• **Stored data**

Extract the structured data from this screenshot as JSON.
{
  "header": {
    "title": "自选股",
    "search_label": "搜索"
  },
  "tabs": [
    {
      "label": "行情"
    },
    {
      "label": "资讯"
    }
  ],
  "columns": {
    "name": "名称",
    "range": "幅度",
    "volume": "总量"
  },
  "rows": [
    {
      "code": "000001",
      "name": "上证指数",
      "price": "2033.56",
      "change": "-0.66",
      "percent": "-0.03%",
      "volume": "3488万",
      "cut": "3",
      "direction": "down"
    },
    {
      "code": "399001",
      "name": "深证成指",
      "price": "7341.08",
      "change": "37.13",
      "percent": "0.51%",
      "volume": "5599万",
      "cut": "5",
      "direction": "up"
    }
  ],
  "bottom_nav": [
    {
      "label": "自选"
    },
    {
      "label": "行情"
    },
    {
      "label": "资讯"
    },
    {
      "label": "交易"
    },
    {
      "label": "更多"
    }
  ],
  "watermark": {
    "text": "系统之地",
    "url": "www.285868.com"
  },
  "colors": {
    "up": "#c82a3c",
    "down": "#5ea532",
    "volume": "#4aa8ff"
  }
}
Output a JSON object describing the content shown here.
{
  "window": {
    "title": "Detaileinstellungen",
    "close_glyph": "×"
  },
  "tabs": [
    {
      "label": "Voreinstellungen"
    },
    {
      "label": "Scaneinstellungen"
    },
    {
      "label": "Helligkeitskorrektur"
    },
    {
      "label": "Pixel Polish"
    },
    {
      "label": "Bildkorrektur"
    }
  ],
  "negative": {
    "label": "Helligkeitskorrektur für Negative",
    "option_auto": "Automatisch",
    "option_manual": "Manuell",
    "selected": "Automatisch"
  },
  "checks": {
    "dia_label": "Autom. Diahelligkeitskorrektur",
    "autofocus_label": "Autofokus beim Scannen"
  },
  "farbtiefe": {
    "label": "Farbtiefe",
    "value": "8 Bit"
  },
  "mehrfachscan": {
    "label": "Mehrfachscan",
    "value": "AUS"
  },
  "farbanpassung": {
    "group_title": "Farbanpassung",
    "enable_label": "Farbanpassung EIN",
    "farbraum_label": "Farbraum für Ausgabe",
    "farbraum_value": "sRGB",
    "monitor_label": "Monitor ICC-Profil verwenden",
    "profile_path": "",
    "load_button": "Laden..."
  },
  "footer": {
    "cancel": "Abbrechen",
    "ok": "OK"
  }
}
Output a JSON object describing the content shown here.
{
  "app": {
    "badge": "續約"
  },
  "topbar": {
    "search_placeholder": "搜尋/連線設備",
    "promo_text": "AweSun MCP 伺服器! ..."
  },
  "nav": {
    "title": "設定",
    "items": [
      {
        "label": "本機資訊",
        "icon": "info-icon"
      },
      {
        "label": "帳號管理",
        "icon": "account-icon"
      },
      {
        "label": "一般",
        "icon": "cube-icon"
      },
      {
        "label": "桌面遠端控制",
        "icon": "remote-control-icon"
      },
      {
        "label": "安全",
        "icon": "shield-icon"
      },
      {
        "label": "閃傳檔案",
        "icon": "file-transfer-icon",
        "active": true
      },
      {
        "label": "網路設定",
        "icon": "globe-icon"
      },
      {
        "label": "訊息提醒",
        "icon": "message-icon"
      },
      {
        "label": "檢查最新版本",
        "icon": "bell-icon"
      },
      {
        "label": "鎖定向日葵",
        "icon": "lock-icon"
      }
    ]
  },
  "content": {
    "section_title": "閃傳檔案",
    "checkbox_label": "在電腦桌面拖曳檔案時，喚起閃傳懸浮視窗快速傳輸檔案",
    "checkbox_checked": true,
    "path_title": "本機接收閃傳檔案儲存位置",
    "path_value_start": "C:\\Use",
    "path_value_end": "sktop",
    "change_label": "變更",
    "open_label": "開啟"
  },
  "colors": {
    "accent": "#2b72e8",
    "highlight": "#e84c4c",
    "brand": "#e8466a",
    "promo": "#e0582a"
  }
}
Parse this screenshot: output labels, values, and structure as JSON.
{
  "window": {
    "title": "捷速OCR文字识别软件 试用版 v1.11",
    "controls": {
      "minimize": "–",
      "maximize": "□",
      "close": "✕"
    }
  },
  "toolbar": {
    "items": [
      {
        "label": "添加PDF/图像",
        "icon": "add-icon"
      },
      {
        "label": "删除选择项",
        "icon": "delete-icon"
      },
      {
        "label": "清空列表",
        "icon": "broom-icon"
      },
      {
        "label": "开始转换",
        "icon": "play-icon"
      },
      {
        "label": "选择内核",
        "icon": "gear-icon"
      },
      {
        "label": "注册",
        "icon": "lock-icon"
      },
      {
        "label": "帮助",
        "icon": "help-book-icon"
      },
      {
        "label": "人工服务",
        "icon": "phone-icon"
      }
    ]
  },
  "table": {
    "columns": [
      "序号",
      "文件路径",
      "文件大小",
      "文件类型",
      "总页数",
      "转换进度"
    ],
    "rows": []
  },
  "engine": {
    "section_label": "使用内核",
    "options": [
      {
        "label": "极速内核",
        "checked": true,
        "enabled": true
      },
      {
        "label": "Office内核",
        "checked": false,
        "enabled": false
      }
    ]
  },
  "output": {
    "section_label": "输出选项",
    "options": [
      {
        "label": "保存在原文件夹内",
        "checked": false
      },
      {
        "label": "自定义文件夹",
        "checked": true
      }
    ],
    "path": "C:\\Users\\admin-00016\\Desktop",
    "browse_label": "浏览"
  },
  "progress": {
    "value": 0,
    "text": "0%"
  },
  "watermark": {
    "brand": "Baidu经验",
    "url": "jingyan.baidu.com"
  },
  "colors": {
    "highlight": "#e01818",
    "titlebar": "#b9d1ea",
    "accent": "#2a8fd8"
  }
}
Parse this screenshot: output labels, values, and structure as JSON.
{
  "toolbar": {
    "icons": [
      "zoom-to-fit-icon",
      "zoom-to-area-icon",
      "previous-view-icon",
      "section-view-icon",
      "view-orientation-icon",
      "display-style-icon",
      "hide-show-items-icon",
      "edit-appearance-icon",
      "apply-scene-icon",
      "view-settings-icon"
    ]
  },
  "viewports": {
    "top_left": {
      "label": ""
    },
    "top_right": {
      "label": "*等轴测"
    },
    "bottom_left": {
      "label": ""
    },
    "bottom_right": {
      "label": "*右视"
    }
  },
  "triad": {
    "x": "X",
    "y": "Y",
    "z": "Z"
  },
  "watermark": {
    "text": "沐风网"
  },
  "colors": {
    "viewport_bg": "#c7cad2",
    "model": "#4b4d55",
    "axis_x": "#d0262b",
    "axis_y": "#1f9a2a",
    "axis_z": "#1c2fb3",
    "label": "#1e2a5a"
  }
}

• **WHAT THE TASK REQUIRES**
All of the entries above must be quoted exactly.

• **SOLUTION FOR THIS PROBLEM**
Extract the structured data from this screenshot as JSON.
{
  "header": {
    "title": "自选股",
    "search_label": "搜索"
  },
  "tabs": [
    {
      "label": "行情"
    },
    {
      "label": "资讯"
    }
  ],
  "columns": {
    "name": "名称",
    "range": "幅度",
    "volume": "总量"
  },
  "rows": [
    {
      "code": "000001",
      "name": "上证指数",
      "price": "2033.56",
      "change": "-0.66",
      "percent": "-0.03%",
      "volume": "3488万",
      "cut": "3",
      "direction": "down"
    },
    {
      "code": "399001",
      "name": "深证成指",
      "price": "7341.08",
      "change": "37.13",
      "percent": "0.51%",
      "volume": "5599万",
      "cut": "5",
      "direction": "up"
    }
  ],
  "bottom_nav": [
    {
      "label": "自选"
    },
    {
      "label": "行情"
    },
    {
      "label": "资讯"
    },
    {
      "label": "交易"
    },
    {
      "label": "更多"
    }
  ],
  "watermark": {
    "text": "系统之地",
    "url": "www.285868.com"
  },
  "colors": {
    "up": "#c82a3c",
    "down": "#5ea532",
    "volume": "#4aa8ff"
  }
}
Output a JSON object describing the content shown here.
{
  "window": {
    "title": "Detaileinstellungen",
    "close_glyph": "×"
  },
  "tabs": [
    {
      "label": "Voreinstellungen"
    },
    {
      "label": "Scaneinstellungen"
    },
    {
      "label": "Helligkeitskorrektur"
    },
    {
      "label": "Pixel Polish"
    },
    {
      "label": "Bildkorrektur"
    }
  ],
  "negative": {
    "label": "Helligkeitskorrektur für Negative",
    "option_auto": "Automatisch",
    "option_manual": "Manuell",
    "selected": "Automatisch"
  },
  "checks": {
    "dia_label": "Autom. Diahelligkeitskorrektur",
    "autofocus_label": "Autofokus beim Scannen"
  },
  "farbtiefe": {
    "label": "Farbtiefe",
    "value": "8 Bit"
  },
  "mehrfachscan": {
    "label": "Mehrfachscan",
    "value": "AUS"
  },
  "farbanpassung": {
    "group_title": "Farbanpassung",
    "enable_label": "Farbanpassung EIN",
    "farbraum_label": "Farbraum für Ausgabe",
    "farbraum_value": "sRGB",
    "monitor_label": "Monitor ICC-Profil verwenden",
    "profile_path": "",
    "load_button": "Laden..."
  },
  "footer": {
    "cancel": "Abbrechen",
    "ok": "OK"
  }
}
Output a JSON object describing the content shown here.
{
  "app": {
    "badge": "續約"
  },
  "topbar": {
    "search_placeholder": "搜尋/連線設備",
    "promo_text": "AweSun MCP 伺服器! ..."
  },
  "nav": {
    "title": "設定",
    "items": [
      {
        "label": "本機資訊",
        "icon": "info-icon"
      },
      {
        "label": "帳號管理",
        "icon": "account-icon"
      },
      {
        "label": "一般",
        "icon": "cube-icon"
      },
      {
        "label": "桌面遠端控制",
        "icon": "remote-control-icon"
      },
      {
        "label": "安全",
        "icon": "shield-icon"
      },
      {
        "label": "閃傳檔案",
        "icon": "file-transfer-icon",
        "active": true
      },
      {
        "label": "網路設定",
        "icon": "globe-icon"
      },
      {
        "label": "訊息提醒",
        "icon": "message-icon"
      },
      {
        "label": "檢查最新版本",
        "icon": "bell-icon"
      },
      {
        "label": "鎖定向日葵",
        "icon": "lock-icon"
      }
    ]
  },
  "content": {
    "section_title": "閃傳檔案",
    "checkbox_label": "在電腦桌面拖曳檔案時，喚起閃傳懸浮視窗快速傳輸檔案",
    "checkbox_checked": true,
    "path_title": "本機接收閃傳檔案儲存位置",
    "path_value_start": "C:\\Use",
    "path_value_end": "sktop",
    "change_label": "變更",
    "open_label": "開啟"
  },
  "colors": {
    "accent": "#2b72e8",
    "highlight": "#e84c4c",
    "brand": "#e8466a",
    "promo": "#e0582a"
  }
}
Parse this screenshot: output labels, values, and structure as JSON.
{
  "window": {
    "title": "捷速OCR文字识别软件 试用版 v1.11",
    "controls": {
      "minimize": "–",
      "maximize": "□",
      "close": "✕"
    }
  },
  "toolbar": {
    "items": [
      {
        "label": "添加PDF/图像",
        "icon": "add-icon"
      },
      {
        "label": "删除选择项",
        "icon": "delete-icon"
      },
      {
        "label": "清空列表",
        "icon": "broom-icon"
      },
      {
        "label": "开始转换",
        "icon": "play-icon"
      },
      {
        "label": "选择内核",
        "icon": "gear-icon"
      },
      {
        "label": "注册",
        "icon": "lock-icon"
      },
      {
        "label": "帮助",
        "icon": "help-book-icon"
      },
      {
        "label": "人工服务",
        "icon": "phone-icon"
      }
    ]
  },
  "table": {
    "columns": [
      "序号",
      "文件路径",
      "文件大小",
      "文件类型",
      "总页数",
      "转换进度"
    ],
    "rows": []
  },
  "engine": {
    "section_label": "使用内核",
    "options": [
      {
        "label": "极速内核",
        "checked": true,
        "enabled": true
      },
      {
        "label": "Office内核",
        "checked": false,
        "enabled": false
      }
    ]
  },
  "output": {
    "section_label": "输出选项",
    "options": [
      {
        "label": "保存在原文件夹内",
        "checked": false
      },
      {
        "label": "自定义文件夹",
        "checked": true
      }
    ],
    "path": "C:\\Users\\admin-00016\\Desktop",
    "browse_label": "浏览"
  },
  "progress": {
    "value": 0,
    "text": "0%"
  },
  "watermark": {
    "brand": "Baidu经验",
    "url": "jingyan.baidu.com"
  },
  "colors": {
    "highlight": "#e01818",
    "titlebar": "#b9d1ea",
    "accent": "#2a8fd8"
  }
}
Parse this screenshot: output labels, values, and structure as JSON.
{
  "toolbar": {
    "icons": [
      "zoom-to-fit-icon",
      "zoom-to-area-icon",
      "previous-view-icon",
      "section-view-icon",
      "view-orientation-icon",
      "display-style-icon",
      "hide-show-items-icon",
      "edit-appearance-icon",
      "apply-scene-icon",
      "view-settings-icon"
    ]
  },
  "viewports": {
    "top_left": {
      "label": ""
    },
    "top_right": {
      "label": "*等轴测"
    },
    "bottom_left": {
      "label": ""
    },
    "bottom_right": {
      "label": "*右视"
    }
  },
  "triad": {
    "x": "X",
    "y": "Y",
    "z": "Z"
  },
  "watermark": {
    "text": "沐风网"
  },
  "colors": {
    "viewport_bg": "#c7cad2",
    "model": "#4b4d55",
    "axis_x": "#d0262b",
    "axis_y": "#1f9a2a",
    "axis_z": "#1c2fb3",
    "label": "#1e2a5a"
  }
}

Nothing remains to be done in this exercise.